(Figure record extracts)
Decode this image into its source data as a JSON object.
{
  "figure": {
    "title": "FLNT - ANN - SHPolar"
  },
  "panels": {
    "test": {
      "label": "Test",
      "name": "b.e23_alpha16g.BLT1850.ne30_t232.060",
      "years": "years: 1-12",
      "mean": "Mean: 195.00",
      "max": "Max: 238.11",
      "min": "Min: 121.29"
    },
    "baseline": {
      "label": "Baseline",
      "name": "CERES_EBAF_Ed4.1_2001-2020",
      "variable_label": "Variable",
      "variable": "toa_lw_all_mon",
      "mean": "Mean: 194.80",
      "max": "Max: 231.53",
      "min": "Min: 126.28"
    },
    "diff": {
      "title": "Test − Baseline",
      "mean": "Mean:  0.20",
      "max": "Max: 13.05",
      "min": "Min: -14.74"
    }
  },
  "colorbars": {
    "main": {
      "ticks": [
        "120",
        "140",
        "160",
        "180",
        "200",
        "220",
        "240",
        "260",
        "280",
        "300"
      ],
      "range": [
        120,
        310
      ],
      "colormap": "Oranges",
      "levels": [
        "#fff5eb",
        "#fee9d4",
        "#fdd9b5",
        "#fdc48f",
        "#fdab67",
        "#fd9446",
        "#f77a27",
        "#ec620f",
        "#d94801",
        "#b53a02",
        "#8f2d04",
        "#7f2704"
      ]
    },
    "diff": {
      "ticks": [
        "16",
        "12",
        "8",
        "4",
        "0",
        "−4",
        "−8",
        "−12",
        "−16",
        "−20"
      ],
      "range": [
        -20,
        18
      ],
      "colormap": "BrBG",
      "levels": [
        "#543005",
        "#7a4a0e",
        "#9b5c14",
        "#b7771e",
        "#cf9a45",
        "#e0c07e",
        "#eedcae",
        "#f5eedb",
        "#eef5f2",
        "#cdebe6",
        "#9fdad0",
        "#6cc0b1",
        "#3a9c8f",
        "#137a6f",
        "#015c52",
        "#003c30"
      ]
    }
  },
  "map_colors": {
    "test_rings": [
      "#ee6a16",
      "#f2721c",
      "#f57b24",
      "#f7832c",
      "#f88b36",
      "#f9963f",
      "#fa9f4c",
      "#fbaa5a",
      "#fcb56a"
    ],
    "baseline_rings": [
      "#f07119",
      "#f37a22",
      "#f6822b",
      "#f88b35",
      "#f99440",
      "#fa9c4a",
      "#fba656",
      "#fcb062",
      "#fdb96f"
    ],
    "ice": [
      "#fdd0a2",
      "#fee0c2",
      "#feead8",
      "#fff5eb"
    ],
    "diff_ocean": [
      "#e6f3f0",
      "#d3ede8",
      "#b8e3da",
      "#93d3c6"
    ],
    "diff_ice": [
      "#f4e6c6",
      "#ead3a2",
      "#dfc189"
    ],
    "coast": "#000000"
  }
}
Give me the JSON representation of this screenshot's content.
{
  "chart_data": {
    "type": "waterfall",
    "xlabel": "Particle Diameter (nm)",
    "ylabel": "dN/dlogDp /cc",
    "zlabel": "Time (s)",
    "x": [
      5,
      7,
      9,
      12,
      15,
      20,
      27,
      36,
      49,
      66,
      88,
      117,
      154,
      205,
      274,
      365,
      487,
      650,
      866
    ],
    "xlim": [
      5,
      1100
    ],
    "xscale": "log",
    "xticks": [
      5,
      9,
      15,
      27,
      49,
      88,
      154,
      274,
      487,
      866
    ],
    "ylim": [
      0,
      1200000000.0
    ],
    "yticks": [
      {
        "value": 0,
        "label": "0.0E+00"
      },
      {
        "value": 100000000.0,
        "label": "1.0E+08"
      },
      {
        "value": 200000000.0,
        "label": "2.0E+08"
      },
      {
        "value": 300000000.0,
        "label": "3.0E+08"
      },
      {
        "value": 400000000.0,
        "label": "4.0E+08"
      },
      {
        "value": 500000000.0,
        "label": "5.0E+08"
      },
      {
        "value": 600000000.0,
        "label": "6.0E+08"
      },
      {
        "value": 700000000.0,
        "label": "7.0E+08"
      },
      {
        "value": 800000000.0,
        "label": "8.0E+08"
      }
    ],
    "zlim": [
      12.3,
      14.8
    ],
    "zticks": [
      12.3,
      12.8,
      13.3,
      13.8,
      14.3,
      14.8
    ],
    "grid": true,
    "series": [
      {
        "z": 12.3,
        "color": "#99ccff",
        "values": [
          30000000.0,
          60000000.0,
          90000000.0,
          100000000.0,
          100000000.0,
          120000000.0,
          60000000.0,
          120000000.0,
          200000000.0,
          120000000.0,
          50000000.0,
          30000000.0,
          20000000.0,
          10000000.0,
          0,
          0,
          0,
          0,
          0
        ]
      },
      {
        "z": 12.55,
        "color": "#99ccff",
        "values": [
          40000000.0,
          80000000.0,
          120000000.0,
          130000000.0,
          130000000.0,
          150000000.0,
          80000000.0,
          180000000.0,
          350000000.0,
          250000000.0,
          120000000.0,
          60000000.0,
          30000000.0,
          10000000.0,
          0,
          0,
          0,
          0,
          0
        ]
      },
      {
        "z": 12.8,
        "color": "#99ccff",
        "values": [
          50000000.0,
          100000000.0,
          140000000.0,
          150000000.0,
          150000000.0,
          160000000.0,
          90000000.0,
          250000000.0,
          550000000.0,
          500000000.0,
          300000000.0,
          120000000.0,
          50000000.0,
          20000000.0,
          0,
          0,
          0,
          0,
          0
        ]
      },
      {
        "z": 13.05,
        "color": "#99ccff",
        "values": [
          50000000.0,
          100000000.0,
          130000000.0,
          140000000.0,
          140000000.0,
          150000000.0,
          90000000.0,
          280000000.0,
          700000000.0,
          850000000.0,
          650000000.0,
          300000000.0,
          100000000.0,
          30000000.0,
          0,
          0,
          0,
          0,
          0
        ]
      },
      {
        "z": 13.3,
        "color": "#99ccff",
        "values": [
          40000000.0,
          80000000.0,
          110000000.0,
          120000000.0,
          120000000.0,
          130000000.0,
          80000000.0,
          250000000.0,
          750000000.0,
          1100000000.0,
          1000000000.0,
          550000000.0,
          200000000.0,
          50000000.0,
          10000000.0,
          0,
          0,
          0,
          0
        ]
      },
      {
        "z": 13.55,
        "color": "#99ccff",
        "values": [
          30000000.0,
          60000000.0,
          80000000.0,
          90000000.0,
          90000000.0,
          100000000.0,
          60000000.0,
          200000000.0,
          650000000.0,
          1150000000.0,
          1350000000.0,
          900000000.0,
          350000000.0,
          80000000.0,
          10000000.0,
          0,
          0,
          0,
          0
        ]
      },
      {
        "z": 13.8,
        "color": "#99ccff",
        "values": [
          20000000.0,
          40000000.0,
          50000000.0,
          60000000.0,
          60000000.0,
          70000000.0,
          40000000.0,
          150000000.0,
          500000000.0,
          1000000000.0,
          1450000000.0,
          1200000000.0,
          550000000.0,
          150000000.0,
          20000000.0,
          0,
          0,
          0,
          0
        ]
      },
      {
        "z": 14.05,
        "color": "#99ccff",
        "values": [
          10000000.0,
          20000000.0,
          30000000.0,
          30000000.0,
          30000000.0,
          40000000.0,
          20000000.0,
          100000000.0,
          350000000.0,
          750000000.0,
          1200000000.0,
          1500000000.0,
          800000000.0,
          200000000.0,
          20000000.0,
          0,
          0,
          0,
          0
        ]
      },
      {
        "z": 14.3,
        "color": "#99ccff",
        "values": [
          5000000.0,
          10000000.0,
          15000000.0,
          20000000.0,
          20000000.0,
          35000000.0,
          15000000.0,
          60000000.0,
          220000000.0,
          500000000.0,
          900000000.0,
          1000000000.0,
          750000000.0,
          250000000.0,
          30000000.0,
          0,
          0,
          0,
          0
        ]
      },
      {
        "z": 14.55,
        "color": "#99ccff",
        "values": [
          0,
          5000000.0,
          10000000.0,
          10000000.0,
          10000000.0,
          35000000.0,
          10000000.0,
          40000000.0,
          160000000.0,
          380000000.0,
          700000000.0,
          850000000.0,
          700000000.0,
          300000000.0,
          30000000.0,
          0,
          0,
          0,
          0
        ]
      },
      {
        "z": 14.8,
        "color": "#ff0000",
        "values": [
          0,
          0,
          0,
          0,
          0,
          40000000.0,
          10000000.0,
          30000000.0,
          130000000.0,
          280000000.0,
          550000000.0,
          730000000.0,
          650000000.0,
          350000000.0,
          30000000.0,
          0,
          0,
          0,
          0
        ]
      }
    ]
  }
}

• [REQUIRED TASK]:
State the number of lines in the data that include the string "Mean", and add nothing else.

• [WRITTEN ANSWER]:
3